▶ _What to produce_: Put the material below, from its beginning through the line containing "The flange 48 is at (600, 272).", into a numbered list. Skip blank lines and leave the pictures out.

Dataset entries
━━━━━━━━━━━━━━━━━━━━
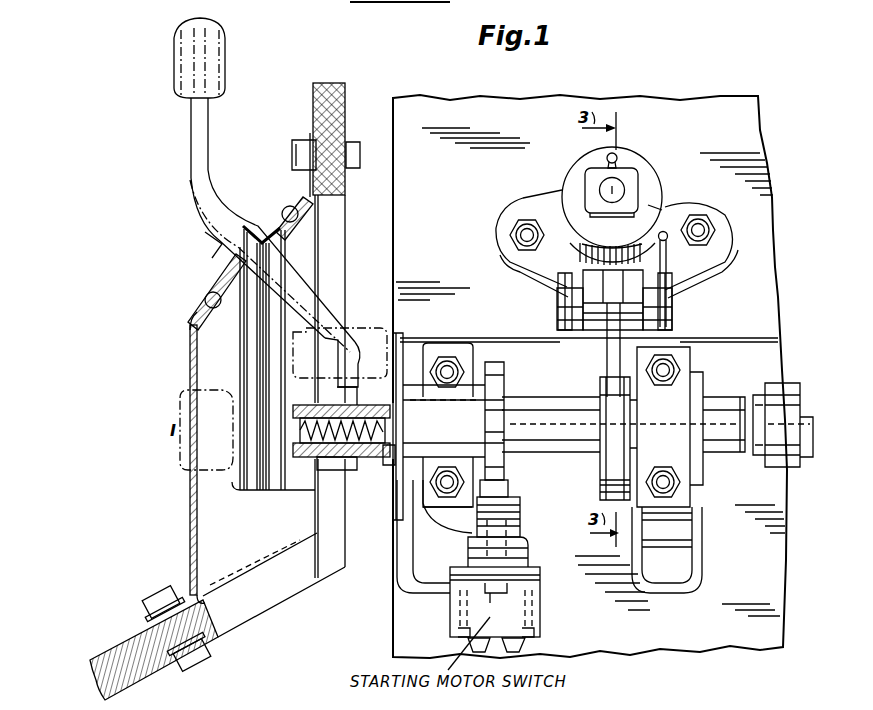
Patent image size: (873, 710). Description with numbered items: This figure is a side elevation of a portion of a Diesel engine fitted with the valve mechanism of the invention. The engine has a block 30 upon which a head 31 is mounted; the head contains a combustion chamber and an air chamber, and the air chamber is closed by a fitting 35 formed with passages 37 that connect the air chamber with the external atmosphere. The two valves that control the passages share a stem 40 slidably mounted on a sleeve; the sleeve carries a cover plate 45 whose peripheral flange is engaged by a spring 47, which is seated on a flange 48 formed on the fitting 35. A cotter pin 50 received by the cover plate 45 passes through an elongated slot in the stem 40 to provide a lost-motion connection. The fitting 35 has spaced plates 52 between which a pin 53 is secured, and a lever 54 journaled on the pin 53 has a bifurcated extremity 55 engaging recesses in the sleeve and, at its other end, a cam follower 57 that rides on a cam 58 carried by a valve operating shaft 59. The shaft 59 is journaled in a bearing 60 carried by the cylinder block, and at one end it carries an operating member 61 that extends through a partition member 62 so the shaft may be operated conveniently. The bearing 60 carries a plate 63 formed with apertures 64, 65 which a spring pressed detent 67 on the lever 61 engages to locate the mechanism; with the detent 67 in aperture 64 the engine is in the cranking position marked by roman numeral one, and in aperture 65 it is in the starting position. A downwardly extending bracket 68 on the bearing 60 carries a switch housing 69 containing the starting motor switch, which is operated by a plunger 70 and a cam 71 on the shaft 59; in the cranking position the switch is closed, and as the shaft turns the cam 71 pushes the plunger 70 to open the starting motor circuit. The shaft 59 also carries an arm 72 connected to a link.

The block 30 is at (742, 632).
The head 31 is at (726, 110).
The fitting 35 is at (672, 218).
The passages 37 is at (552, 202).
The stem 40 is at (614, 190).
The cover plate 45 is at (583, 168).
The spring 47 is at (664, 232).
The flange 48 is at (600, 272).
The cotter pin 50 is at (615, 156).
The spaced plates 52 is at (560, 288).
The pin 53 is at (676, 318).
The lever 54 is at (607, 358).
The bifurcated extremity 55 is at (570, 308).
The cam follower 57 is at (605, 383).
The cam 58 is at (617, 484).
The valve operating shaft 59 is at (710, 395).
The bearing 60 is at (465, 390).
The operating member 61 is at (191, 169).
The partition member 62 is at (190, 355).
The plate 63 is at (404, 335).
The aperture 64 is at (405, 415).
The aperture 65 is at (376, 332).
The spring pressed detent 67 is at (375, 466).
The bracket 68 is at (452, 523).
The switch housing 69 is at (480, 613).
The plunger 70 is at (507, 487).
The cam 71 is at (502, 374).
The arm 72 is at (792, 400).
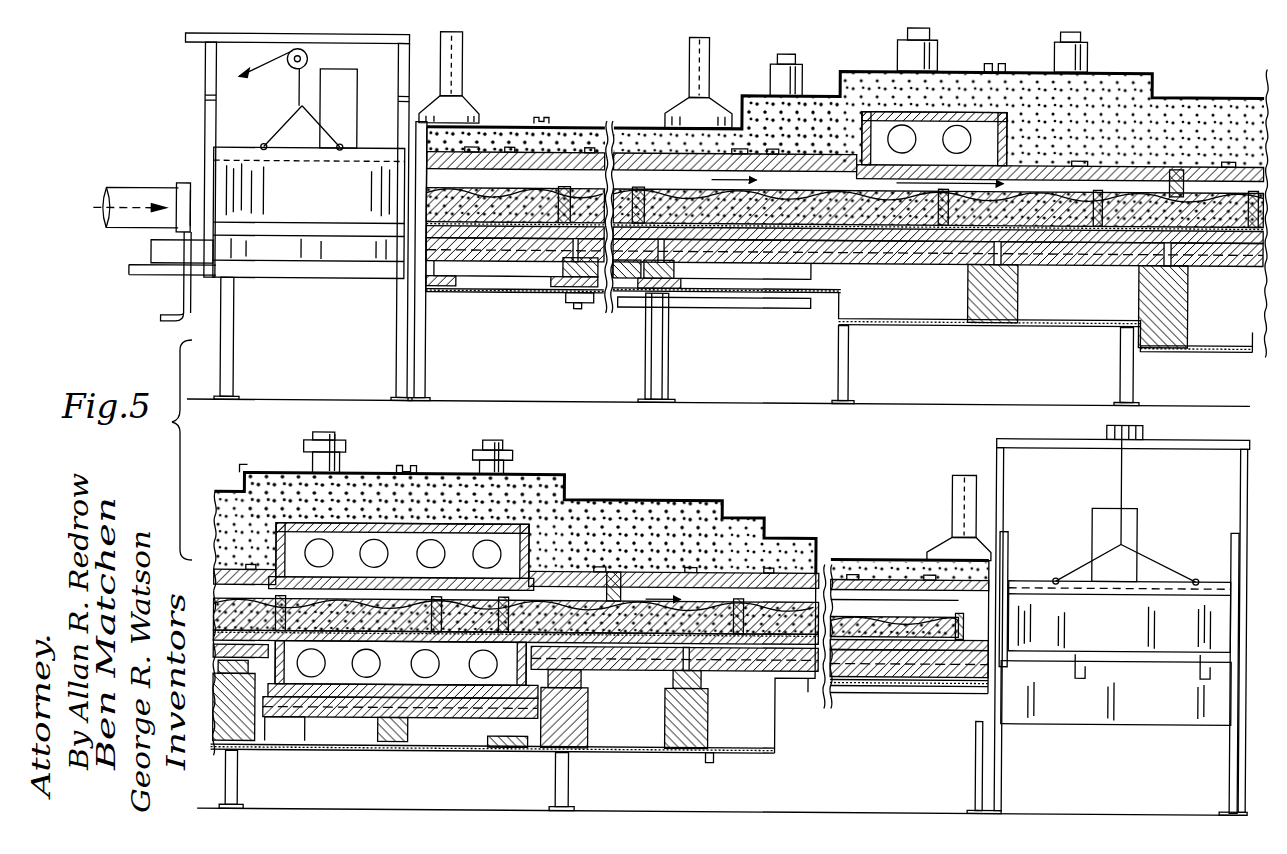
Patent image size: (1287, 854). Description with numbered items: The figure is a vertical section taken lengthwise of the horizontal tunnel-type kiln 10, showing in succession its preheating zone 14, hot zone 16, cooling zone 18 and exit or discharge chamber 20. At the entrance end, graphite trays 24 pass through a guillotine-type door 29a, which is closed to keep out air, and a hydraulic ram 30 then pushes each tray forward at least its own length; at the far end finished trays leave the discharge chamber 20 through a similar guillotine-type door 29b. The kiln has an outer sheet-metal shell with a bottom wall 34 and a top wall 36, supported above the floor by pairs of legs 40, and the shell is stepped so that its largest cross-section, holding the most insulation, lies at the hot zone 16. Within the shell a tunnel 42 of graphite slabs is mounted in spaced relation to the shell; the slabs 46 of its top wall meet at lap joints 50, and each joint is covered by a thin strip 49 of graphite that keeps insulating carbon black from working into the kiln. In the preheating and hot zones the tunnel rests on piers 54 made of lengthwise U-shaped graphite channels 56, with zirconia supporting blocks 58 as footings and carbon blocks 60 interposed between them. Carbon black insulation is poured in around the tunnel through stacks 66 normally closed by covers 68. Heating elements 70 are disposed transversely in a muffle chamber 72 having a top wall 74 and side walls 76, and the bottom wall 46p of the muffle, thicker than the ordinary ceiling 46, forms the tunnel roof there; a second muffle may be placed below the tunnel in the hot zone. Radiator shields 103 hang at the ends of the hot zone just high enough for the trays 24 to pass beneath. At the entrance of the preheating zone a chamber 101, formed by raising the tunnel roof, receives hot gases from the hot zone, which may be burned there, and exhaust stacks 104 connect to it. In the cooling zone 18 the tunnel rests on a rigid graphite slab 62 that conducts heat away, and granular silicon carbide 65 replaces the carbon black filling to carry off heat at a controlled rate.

The horizontal tunnel-type kiln 10 is at (1162, 84).
The preheating zone 14 is at (592, 92).
The hot zone 16 is at (587, 478).
The cooling zone 18 is at (754, 508).
The exit or discharge chamber 20 is at (915, 598).
The graphite trays 24 is at (739, 596).
The guillotine-type door 29a is at (327, 192).
The guillotine-type door 29b is at (1137, 630).
The hydraulic ram 30 is at (137, 184).
The bottom wall 34 is at (760, 307).
The top wall 36 is at (490, 122).
The legs 40 is at (233, 377).
The tunnel 42 is at (914, 240).
The top wall slabs 46 is at (1026, 170).
The bottom wall of the muffle 46p is at (910, 160).
The thin strip 49 is at (580, 148).
The lap joints 50 is at (1095, 162).
The piers 54 is at (586, 709).
The graphite channels 56 is at (478, 250).
The supporting blocks 58 is at (567, 290).
The carbon blocks 60 is at (562, 266).
The rigid graphite slab 62 is at (912, 670).
The granular silicon carbide 65 is at (870, 568).
The stacks 66 is at (898, 46).
The covers 68 is at (777, 52).
The heating elements 70 is at (960, 120).
The muffle chamber 72 is at (1008, 131).
The top wall 74 is at (920, 107).
The side walls 76 is at (791, 126).
The chamber 101 is at (662, 172).
The radiator shields 103 is at (1176, 162).
The exhaust stacks 104 is at (458, 63).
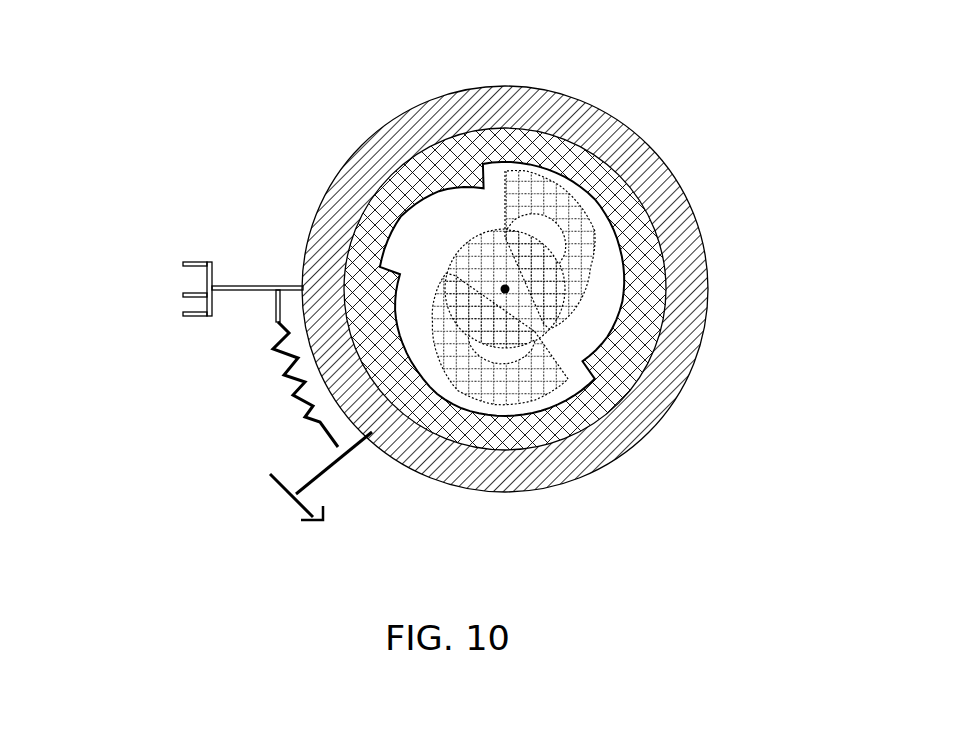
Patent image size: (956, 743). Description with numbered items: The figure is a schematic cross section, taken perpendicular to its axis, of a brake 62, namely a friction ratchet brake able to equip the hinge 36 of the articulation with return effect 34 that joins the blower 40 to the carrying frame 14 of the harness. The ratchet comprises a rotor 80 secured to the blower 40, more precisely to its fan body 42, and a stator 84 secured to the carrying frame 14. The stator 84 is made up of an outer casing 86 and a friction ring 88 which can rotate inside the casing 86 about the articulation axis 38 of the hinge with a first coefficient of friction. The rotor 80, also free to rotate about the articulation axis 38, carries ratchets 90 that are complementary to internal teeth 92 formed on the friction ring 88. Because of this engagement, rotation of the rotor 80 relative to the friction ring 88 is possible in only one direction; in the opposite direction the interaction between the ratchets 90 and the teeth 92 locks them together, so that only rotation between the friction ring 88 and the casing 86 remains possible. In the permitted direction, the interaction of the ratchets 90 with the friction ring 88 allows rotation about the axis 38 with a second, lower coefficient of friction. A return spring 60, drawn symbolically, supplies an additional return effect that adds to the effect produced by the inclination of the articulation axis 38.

The carrying frame 14 is at (190, 282).
The articulation with return effect 34 is at (556, 264).
The hinge 36 is at (556, 264).
The articulation axis 38 is at (505, 289).
The blower 40 is at (233, 476).
The fan body 42 is at (280, 484).
The return spring 60 is at (298, 389).
The brake 62 is at (464, 264).
The rotor 80 is at (455, 245).
The stator 84 is at (647, 445).
The casing 86 is at (482, 108).
The friction ring 88 is at (447, 160).
The ratchets 90 is at (535, 380).
The internal teeth 92 is at (590, 355).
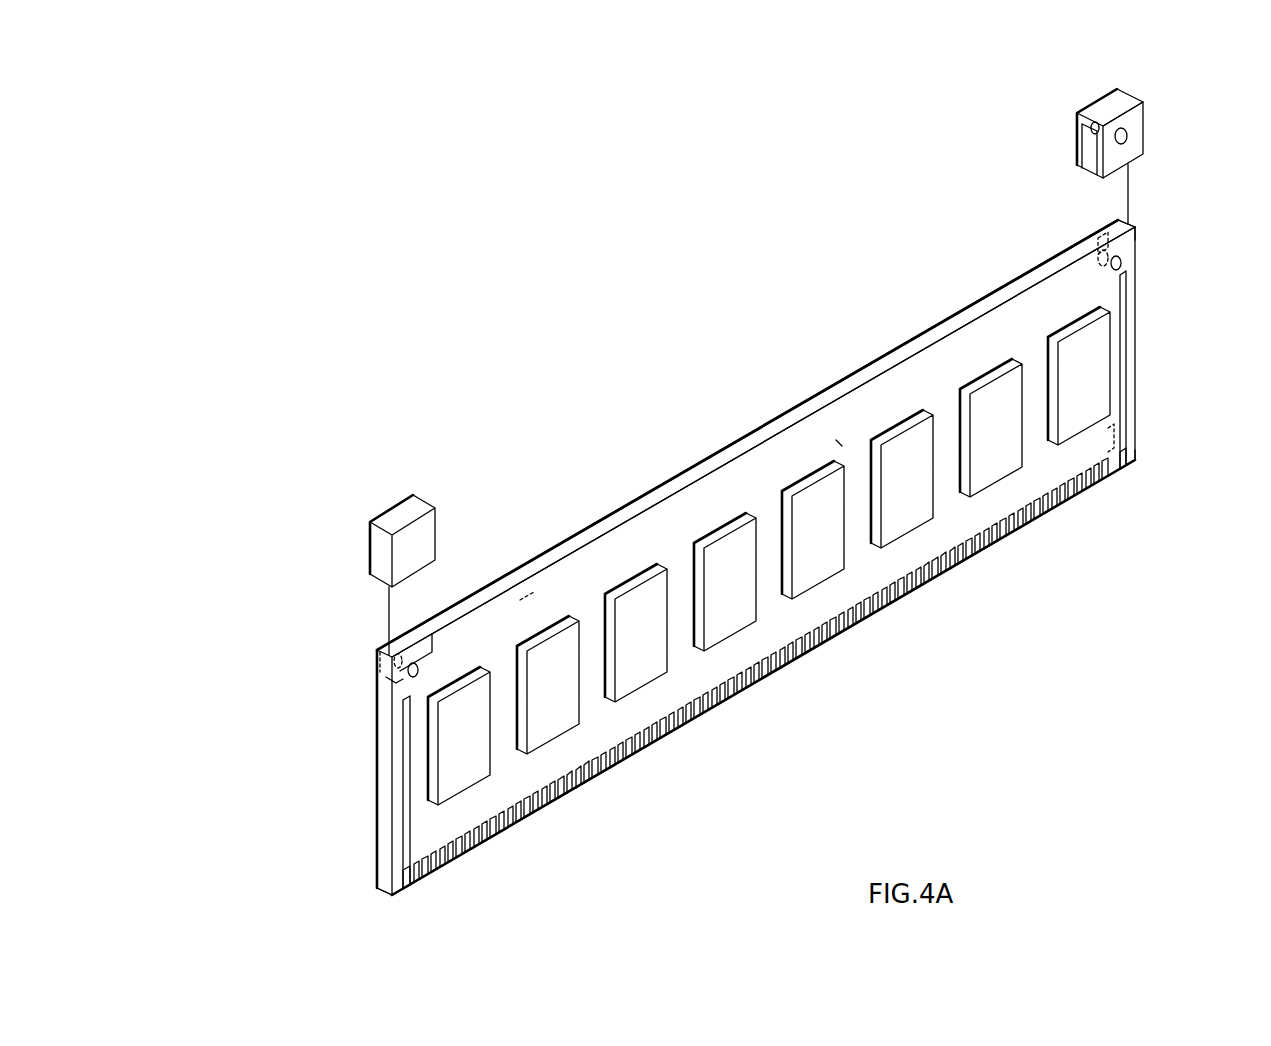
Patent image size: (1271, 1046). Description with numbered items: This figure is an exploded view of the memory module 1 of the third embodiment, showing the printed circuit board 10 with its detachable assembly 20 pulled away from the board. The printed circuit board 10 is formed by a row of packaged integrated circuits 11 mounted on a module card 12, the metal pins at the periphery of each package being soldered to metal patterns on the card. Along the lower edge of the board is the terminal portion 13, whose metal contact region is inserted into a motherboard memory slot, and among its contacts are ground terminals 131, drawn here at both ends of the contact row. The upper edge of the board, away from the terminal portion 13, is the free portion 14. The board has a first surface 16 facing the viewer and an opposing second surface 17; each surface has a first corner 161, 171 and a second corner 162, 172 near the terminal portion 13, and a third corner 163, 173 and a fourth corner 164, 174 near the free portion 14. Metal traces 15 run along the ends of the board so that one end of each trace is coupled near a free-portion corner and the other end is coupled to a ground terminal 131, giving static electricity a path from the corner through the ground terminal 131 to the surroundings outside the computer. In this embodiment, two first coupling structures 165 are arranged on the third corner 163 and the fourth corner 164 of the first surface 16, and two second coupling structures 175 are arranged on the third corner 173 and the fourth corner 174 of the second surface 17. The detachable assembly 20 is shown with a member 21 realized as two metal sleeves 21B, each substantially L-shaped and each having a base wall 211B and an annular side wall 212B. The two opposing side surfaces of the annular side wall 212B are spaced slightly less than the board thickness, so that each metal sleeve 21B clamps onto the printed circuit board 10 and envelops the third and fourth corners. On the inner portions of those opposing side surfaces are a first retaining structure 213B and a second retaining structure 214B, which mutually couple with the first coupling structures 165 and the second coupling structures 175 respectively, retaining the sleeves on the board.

The memory module 1 is at (665, 477).
The printed circuit board 10 is at (788, 366).
The packaged integrated circuits 11 is at (807, 482).
The module card 12 is at (838, 443).
The terminal portion 13 is at (812, 664).
The ground terminals 131 is at (412, 882).
The free portion 14 is at (868, 358).
The metal traces 15 is at (402, 783).
The first surface 16 is at (600, 560).
The second surface 17 is at (527, 597).
The first corner 161 is at (402, 891).
The second corner 162 is at (1140, 462).
The third corner 163 is at (390, 682).
The fourth corner 164 is at (1140, 240).
The first coupling structures 165 is at (420, 668).
The first corner 171 is at (375, 876).
The second corner 172 is at (1112, 450).
The third corner 173 is at (378, 655).
The fourth corner 174 is at (1103, 236).
The second coupling structures 175 is at (398, 656).
The detachable assembly 20 is at (221, 462).
The fixing member 21 is at (271, 462).
The metal sleeve 21B is at (375, 510).
The base wall 211B is at (1115, 103).
The annular side wall 212B is at (1137, 130).
The first retaining structure 213B is at (1126, 146).
The second retaining structure 214B is at (1091, 131).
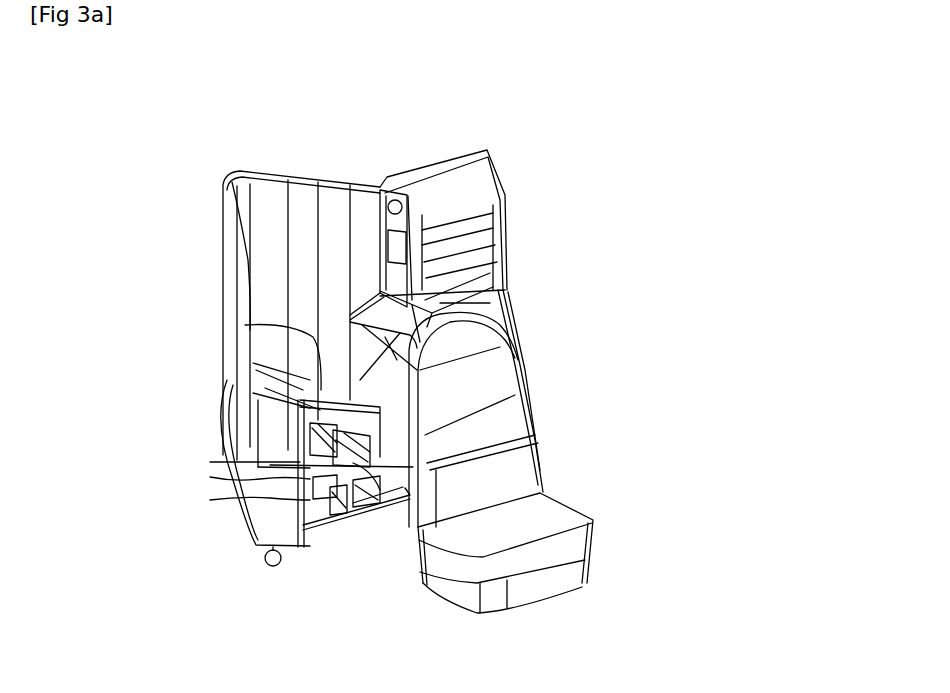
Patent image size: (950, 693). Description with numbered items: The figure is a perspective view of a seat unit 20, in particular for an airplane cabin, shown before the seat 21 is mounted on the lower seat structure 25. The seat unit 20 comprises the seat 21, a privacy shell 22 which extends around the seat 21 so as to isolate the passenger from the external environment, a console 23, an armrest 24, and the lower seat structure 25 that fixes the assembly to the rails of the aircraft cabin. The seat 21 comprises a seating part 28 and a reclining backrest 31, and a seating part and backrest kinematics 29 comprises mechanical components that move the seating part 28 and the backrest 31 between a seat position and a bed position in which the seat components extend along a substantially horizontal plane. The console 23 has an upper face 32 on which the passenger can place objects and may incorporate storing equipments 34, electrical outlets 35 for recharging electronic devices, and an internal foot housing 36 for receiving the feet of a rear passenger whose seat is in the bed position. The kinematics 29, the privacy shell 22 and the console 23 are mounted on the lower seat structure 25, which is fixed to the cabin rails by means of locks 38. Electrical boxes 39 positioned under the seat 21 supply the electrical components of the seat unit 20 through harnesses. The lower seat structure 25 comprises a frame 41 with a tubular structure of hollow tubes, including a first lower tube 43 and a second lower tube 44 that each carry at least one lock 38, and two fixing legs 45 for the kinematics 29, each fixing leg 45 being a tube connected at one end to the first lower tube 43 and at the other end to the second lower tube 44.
━━━━━━━━━━━━━━━━━━━━
▶ _The completed task_:
1. Patent image size: (873, 710). Description with numbered items: This figure is a side elevation of a portion of a Diesel engine fitted with the valve mechanism of the invention. The engine has a block 30 upon which a head 31 is mounted; the head contains a combustion chamber and an air chamber, and the air chamber is closed by a fitting 35 formed with passages 37 that connect the air chamber with the external atmosphere. The two valves that control the passages share a stem 40 slidably mounted on a sleeve; the sleeve carries a cover plate 45 whose peripheral flange is engaged by a spring 47, which is seated on a flange 48 formed on the fitting 35. A cotter pin 50 received by the cover plate 45 passes through an elongated slot in the stem 40 to provide a lost-motion connection. The fitting 35 has spaced plates 52 between which a pin 53 is secured, and a lever 54 journaled on the pin 53 has a bifurcated extremity 55 engaging recesses in the sleeve and, at its other end, a cam follower 57 that rides on a cam 58 carried by a valve operating shaft 59. The shaft 59 is journaled in a bearing 60 carried by the cylinder block, and at one end it carries an operating member 61 that extends through a partition member 62 so the shaft may be operated conveniently. The bearing 60 carries a plate 63 formed with apertures 64, 65 which a spring pressed detent 67 on the lever 61 engages to locate the mechanism; with the detent 67 in aperture 64 the engine is in the cranking position marked by roman numeral one, and in aperture 65 it is in the starting position. A downwardly extending bracket 68 on the bearing 60 carries a switch housing 69 containing the starting motor switch, which is operated by a plunger 70 and a cam 71 on the shaft 59; in the cranking position the switch is closed, and as the shaft turns the cam 71 pushes the plunger 70 to open the starting motor circuit. The shaft 59 also carries an arm 72 connected to a link.
2. The block 30 is at (742, 632).
3. The head 31 is at (726, 110).
4. The fitting 35 is at (672, 218).
5. The passages 37 is at (552, 202).
6. The stem 40 is at (614, 190).
7. The cover plate 45 is at (583, 168).
8. The spring 47 is at (664, 232).
9. The flange 48 is at (600, 272).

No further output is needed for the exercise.